— start of SOURCE RECORDS —

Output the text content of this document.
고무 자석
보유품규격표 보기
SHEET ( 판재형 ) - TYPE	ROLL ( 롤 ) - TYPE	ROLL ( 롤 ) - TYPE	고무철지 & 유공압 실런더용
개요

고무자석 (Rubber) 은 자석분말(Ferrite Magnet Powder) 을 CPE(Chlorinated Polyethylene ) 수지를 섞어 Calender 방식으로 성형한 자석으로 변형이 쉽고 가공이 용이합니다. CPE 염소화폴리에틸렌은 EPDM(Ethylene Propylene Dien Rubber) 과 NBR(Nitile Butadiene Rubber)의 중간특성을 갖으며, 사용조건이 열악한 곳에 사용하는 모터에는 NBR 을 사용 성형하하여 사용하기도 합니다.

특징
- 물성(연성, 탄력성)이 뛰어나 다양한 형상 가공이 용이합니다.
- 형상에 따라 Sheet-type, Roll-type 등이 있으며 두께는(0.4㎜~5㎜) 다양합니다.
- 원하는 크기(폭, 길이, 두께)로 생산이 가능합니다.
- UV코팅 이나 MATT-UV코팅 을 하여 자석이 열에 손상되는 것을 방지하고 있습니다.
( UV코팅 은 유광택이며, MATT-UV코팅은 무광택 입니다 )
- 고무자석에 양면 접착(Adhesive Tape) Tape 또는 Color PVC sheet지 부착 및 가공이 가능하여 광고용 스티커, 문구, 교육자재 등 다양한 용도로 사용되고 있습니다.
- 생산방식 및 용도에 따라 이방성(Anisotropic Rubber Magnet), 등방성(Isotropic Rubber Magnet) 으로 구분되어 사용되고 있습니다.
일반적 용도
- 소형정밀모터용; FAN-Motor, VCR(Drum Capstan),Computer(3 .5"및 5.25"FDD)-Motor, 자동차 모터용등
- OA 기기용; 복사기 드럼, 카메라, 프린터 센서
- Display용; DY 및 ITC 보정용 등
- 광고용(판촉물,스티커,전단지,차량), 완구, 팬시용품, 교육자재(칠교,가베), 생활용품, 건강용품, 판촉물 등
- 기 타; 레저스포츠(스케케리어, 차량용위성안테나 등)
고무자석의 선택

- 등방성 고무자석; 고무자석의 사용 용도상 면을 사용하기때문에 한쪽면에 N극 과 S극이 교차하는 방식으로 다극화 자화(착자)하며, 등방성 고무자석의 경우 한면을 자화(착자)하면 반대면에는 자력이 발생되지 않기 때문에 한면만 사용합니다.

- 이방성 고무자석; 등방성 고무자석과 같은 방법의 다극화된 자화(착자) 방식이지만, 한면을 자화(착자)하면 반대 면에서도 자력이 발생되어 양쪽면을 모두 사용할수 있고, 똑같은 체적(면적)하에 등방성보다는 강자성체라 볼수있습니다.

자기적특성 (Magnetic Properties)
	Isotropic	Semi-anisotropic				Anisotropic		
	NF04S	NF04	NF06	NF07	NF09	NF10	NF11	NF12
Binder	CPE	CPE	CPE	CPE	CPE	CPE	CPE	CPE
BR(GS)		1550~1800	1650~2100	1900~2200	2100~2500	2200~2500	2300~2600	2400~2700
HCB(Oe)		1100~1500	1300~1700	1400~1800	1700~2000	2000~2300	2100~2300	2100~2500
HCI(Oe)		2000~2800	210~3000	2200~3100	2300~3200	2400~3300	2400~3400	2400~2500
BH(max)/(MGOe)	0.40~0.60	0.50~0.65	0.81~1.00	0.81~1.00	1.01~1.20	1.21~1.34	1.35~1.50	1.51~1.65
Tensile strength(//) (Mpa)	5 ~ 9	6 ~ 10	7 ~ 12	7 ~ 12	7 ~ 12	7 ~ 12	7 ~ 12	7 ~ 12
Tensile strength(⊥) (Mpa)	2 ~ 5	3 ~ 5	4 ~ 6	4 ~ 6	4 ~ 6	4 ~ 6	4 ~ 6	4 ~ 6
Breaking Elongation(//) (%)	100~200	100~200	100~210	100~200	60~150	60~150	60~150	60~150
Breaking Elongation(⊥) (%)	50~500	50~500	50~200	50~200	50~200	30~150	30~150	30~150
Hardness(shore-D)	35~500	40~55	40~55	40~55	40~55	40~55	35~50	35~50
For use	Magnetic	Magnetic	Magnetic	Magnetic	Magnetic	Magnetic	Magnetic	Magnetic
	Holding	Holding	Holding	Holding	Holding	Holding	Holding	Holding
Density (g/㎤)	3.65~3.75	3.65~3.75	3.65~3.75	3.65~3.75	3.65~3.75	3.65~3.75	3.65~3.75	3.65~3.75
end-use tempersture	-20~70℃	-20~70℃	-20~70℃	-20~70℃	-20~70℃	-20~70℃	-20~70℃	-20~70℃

— end of SOURCE RECORDS —

AIM OF THE TASK —
Each entry is to be returned in full, character for character.

TASK RESPONSE —
Output the text content of this document.
고무 자석
보유품규격표 보기
SHEET ( 판재형 ) - TYPE	ROLL ( 롤 ) - TYPE	ROLL ( 롤 ) - TYPE	고무철지 & 유공압 실런더용
개요

고무자석 (Rubber) 은 자석분말(Ferrite Magnet Powder) 을 CPE(Chlorinated Polyethylene ) 수지를 섞어 Calender 방식으로 성형한 자석으로 변형이 쉽고 가공이 용이합니다. CPE 염소화폴리에틸렌은 EPDM(Ethylene Propylene Dien Rubber) 과 NBR(Nitile Butadiene Rubber)의 중간특성을 갖으며, 사용조건이 열악한 곳에 사용하는 모터에는 NBR 을 사용 성형하하여 사용하기도 합니다.

특징
- 물성(연성, 탄력성)이 뛰어나 다양한 형상 가공이 용이합니다.
- 형상에 따라 Sheet-type, Roll-type 등이 있으며 두께는(0.4㎜~5㎜) 다양합니다.
- 원하는 크기(폭, 길이, 두께)로 생산이 가능합니다.
- UV코팅 이나 MATT-UV코팅 을 하여 자석이 열에 손상되는 것을 방지하고 있습니다.
( UV코팅 은 유광택이며, MATT-UV코팅은 무광택 입니다 )
- 고무자석에 양면 접착(Adhesive Tape) Tape 또는 Color PVC sheet지 부착 및 가공이 가능하여 광고용 스티커, 문구, 교육자재 등 다양한 용도로 사용되고 있습니다.
- 생산방식 및 용도에 따라 이방성(Anisotropic Rubber Magnet), 등방성(Isotropic Rubber Magnet) 으로 구분되어 사용되고 있습니다.
일반적 용도
- 소형정밀모터용; FAN-Motor, VCR(Drum Capstan),Computer(3 .5"및 5.25"FDD)-Motor, 자동차 모터용등
- OA 기기용; 복사기 드럼, 카메라, 프린터 센서
- Display용; DY 및 ITC 보정용 등
- 광고용(판촉물,스티커,전단지,차량), 완구, 팬시용품, 교육자재(칠교,가베), 생활용품, 건강용품, 판촉물 등
- 기 타; 레저스포츠(스케케리어, 차량용위성안테나 등)
고무자석의 선택

- 등방성 고무자석; 고무자석의 사용 용도상 면을 사용하기때문에 한쪽면에 N극 과 S극이 교차하는 방식으로 다극화 자화(착자)하며, 등방성 고무자석의 경우 한면을 자화(착자)하면 반대면에는 자력이 발생되지 않기 때문에 한면만 사용합니다.

- 이방성 고무자석; 등방성 고무자석과 같은 방법의 다극화된 자화(착자) 방식이지만, 한면을 자화(착자)하면 반대 면에서도 자력이 발생되어 양쪽면을 모두 사용할수 있고, 똑같은 체적(면적)하에 등방성보다는 강자성체라 볼수있습니다.

자기적특성 (Magnetic Properties)
	Isotropic	Semi-anisotropic				Anisotropic		
	NF04S	NF04	NF06	NF07	NF09	NF10	NF11	NF12
Binder	CPE	CPE	CPE	CPE	CPE	CPE	CPE	CPE
BR(GS)		1550~1800	1650~2100	1900~2200	2100~2500	2200~2500	2300~2600	2400~2700
HCB(Oe)		1100~1500	1300~1700	1400~1800	1700~2000	2000~2300	2100~2300	2100~2500
HCI(Oe)		2000~2800	210~3000	2200~3100	2300~3200	2400~3300	2400~3400	2400~2500
BH(max)/(MGOe)	0.40~0.60	0.50~0.65	0.81~1.00	0.81~1.00	1.01~1.20	1.21~1.34	1.35~1.50	1.51~1.65
Tensile strength(//) (Mpa)	5 ~ 9	6 ~ 10	7 ~ 12	7 ~ 12	7 ~ 12	7 ~ 12	7 ~ 12	7 ~ 12
Tensile strength(⊥) (Mpa)	2 ~ 5	3 ~ 5	4 ~ 6	4 ~ 6	4 ~ 6	4 ~ 6	4 ~ 6	4 ~ 6
Breaking Elongation(//) (%)	100~200	100~200	100~210	100~200	60~150	60~150	60~150	60~150
Breaking Elongation(⊥) (%)	50~500	50~500	50~200	50~200	50~200	30~150	30~150	30~150
Hardness(shore-D)	35~500	40~55	40~55	40~55	40~55	40~55	35~50	35~50
For use	Magnetic	Magnetic	Magnetic	Magnetic	Magnetic	Magnetic	Magnetic	Magnetic
	Holding	Holding	Holding	Holding	Holding	Holding	Holding	Holding
Density (g/㎤)	3.65~3.75	3.65~3.75	3.65~3.75	3.65~3.75	3.65~3.75	3.65~3.75	3.65~3.75	3.65~3.75
end-use tempersture	-20~70℃	-20~70℃	-20~70℃	-20~70℃	-20~70℃	-20~70℃	-20~70℃	-20~70℃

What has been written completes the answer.